= WHAT YOU WILL DO =
A faithful transcription of all the data is required.
### DATASET RECORDS ###
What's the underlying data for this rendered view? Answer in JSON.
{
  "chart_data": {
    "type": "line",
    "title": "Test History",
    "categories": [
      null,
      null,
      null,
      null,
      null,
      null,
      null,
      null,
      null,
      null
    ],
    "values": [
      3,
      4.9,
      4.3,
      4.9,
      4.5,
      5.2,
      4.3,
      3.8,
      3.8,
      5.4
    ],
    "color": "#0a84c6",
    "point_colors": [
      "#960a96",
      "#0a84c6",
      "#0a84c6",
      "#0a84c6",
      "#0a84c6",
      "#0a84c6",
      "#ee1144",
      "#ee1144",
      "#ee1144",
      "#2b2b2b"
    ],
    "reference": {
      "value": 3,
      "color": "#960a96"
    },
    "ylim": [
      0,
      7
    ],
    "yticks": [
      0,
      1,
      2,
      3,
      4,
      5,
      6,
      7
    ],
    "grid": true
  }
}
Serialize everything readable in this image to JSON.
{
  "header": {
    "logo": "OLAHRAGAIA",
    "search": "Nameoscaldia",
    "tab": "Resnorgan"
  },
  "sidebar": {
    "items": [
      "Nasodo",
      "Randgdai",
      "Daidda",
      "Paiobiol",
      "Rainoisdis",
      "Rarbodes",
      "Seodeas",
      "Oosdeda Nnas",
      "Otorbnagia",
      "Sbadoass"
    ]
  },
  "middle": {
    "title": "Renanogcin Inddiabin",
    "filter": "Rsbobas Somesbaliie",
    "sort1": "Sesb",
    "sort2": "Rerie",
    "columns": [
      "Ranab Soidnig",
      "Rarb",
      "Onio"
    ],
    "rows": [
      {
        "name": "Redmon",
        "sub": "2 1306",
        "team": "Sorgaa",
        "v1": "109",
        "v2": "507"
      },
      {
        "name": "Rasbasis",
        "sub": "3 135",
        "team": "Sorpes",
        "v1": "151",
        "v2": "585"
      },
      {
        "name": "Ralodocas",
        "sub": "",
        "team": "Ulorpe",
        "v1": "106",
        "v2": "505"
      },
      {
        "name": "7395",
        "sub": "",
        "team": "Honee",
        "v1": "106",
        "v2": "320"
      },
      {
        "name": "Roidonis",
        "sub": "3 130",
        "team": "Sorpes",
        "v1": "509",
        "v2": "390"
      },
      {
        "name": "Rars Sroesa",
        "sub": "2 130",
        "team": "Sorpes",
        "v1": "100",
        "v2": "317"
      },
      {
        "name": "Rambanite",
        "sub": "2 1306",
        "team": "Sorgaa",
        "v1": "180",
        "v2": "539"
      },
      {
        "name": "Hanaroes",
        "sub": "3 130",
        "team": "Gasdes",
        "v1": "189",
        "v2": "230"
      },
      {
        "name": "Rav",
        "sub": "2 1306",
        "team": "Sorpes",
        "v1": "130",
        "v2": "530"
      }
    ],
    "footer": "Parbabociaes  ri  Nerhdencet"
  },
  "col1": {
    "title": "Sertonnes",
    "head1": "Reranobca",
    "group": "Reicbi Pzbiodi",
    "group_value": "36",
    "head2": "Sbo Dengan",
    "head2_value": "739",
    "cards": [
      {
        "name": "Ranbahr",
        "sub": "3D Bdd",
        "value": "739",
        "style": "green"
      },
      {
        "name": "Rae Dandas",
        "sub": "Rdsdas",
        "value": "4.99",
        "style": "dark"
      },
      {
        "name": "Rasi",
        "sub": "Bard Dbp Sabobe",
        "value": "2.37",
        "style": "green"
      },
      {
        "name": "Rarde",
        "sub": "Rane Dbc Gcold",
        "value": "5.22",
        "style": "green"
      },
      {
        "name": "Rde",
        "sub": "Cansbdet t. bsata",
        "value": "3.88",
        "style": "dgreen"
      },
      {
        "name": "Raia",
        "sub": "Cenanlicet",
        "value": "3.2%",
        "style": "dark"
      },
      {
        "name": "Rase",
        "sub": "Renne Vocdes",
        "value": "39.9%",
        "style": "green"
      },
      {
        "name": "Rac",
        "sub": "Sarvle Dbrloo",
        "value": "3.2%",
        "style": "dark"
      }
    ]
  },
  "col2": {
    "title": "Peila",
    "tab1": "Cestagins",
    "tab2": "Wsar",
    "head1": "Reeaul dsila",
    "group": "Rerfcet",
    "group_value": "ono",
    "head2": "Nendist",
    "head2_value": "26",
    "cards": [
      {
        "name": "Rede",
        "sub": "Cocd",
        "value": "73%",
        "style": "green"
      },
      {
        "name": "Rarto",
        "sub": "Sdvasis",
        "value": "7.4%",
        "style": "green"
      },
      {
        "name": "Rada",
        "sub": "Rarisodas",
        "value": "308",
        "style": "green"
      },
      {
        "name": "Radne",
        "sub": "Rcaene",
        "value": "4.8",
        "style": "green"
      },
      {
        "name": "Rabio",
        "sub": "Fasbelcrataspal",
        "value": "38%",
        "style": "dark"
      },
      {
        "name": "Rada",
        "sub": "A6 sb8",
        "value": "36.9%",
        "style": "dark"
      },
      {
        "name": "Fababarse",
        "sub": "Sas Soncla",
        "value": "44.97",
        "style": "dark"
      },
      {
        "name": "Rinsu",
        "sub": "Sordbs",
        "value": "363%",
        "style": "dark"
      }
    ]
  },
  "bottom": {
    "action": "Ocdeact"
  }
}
###
= SOLUTION =
What's the underlying data for this rendered view? Answer in JSON.
{
  "chart_data": {
    "type": "line",
    "title": "Test History",
    "categories": [
      null,
      null,
      null,
      null,
      null,
      null,
      null,
      null,
      null,
      null
    ],
    "values": [
      3,
      4.9,
      4.3,
      4.9,
      4.5,
      5.2,
      4.3,
      3.8,
      3.8,
      5.4
    ],
    "color": "#0a84c6",
    "point_colors": [
      "#960a96",
      "#0a84c6",
      "#0a84c6",
      "#0a84c6",
      "#0a84c6",
      "#0a84c6",
      "#ee1144",
      "#ee1144",
      "#ee1144",
      "#2b2b2b"
    ],
    "reference": {
      "value": 3,
      "color": "#960a96"
    },
    "ylim": [
      0,
      7
    ],
    "yticks": [
      0,
      1,
      2,
      3,
      4,
      5,
      6,
      7
    ],
    "grid": true
  }
}
Serialize everything readable in this image to JSON.
{
  "header": {
    "logo": "OLAHRAGAIA",
    "search": "Nameoscaldia",
    "tab": "Resnorgan"
  },
  "sidebar": {
    "items": [
      "Nasodo",
      "Randgdai",
      "Daidda",
      "Paiobiol",
      "Rainoisdis",
      "Rarbodes",
      "Seodeas",
      "Oosdeda Nnas",
      "Otorbnagia",
      "Sbadoass"
    ]
  },
  "middle": {
    "title": "Renanogcin Inddiabin",
    "filter": "Rsbobas Somesbaliie",
    "sort1": "Sesb",
    "sort2": "Rerie",
    "columns": [
      "Ranab Soidnig",
      "Rarb",
      "Onio"
    ],
    "rows": [
      {
        "name": "Redmon",
        "sub": "2 1306",
        "team": "Sorgaa",
        "v1": "109",
        "v2": "507"
      },
      {
        "name": "Rasbasis",
        "sub": "3 135",
        "team": "Sorpes",
        "v1": "151",
        "v2": "585"
      },
      {
        "name": "Ralodocas",
        "sub": "",
        "team": "Ulorpe",
        "v1": "106",
        "v2": "505"
      },
      {
        "name": "7395",
        "sub": "",
        "team": "Honee",
        "v1": "106",
        "v2": "320"
      },
      {
        "name": "Roidonis",
        "sub": "3 130",
        "team": "Sorpes",
        "v1": "509",
        "v2": "390"
      },
      {
        "name": "Rars Sroesa",
        "sub": "2 130",
        "team": "Sorpes",
        "v1": "100",
        "v2": "317"
      },
      {
        "name": "Rambanite",
        "sub": "2 1306",
        "team": "Sorgaa",
        "v1": "180",
        "v2": "539"
      },
      {
        "name": "Hanaroes",
        "sub": "3 130",
        "team": "Gasdes",
        "v1": "189",
        "v2": "230"
      },
      {
        "name": "Rav",
        "sub": "2 1306",
        "team": "Sorpes",
        "v1": "130",
        "v2": "530"
      }
    ],
    "footer": "Parbabociaes  ri  Nerhdencet"
  },
  "col1": {
    "title": "Sertonnes",
    "head1": "Reranobca",
    "group": "Reicbi Pzbiodi",
    "group_value": "36",
    "head2": "Sbo Dengan",
    "head2_value": "739",
    "cards": [
      {
        "name": "Ranbahr",
        "sub": "3D Bdd",
        "value": "739",
        "style": "green"
      },
      {
        "name": "Rae Dandas",
        "sub": "Rdsdas",
        "value": "4.99",
        "style": "dark"
      },
      {
        "name": "Rasi",
        "sub": "Bard Dbp Sabobe",
        "value": "2.37",
        "style": "green"
      },
      {
        "name": "Rarde",
        "sub": "Rane Dbc Gcold",
        "value": "5.22",
        "style": "green"
      },
      {
        "name": "Rde",
        "sub": "Cansbdet t. bsata",
        "value": "3.88",
        "style": "dgreen"
      },
      {
        "name": "Raia",
        "sub": "Cenanlicet",
        "value": "3.2%",
        "style": "dark"
      },
      {
        "name": "Rase",
        "sub": "Renne Vocdes",
        "value": "39.9%",
        "style": "green"
      },
      {
        "name": "Rac",
        "sub": "Sarvle Dbrloo",
        "value": "3.2%",
        "style": "dark"
      }
    ]
  },
  "col2": {
    "title": "Peila",
    "tab1": "Cestagins",
    "tab2": "Wsar",
    "head1": "Reeaul dsila",
    "group": "Rerfcet",
    "group_value": "ono",
    "head2": "Nendist",
    "head2_value": "26",
    "cards": [
      {
        "name": "Rede",
        "sub": "Cocd",
        "value": "73%",
        "style": "green"
      },
      {
        "name": "Rarto",
        "sub": "Sdvasis",
        "value": "7.4%",
        "style": "green"
      },
      {
        "name": "Rada",
        "sub": "Rarisodas",
        "value": "308",
        "style": "green"
      },
      {
        "name": "Radne",
        "sub": "Rcaene",
        "value": "4.8",
        "style": "green"
      },
      {
        "name": "Rabio",
        "sub": "Fasbelcrataspal",
        "value": "38%",
        "style": "dark"
      },
      {
        "name": "Rada",
        "sub": "A6 sb8",
        "value": "36.9%",
        "style": "dark"
      },
      {
        "name": "Fababarse",
        "sub": "Sas Soncla",
        "value": "44.97",
        "style": "dark"
      },
      {
        "name": "Rinsu",
        "sub": "Sordbs",
        "value": "363%",
        "style": "dark"
      }
    ]
  },
  "bottom": {
    "action": "Ocdeact"
  }
}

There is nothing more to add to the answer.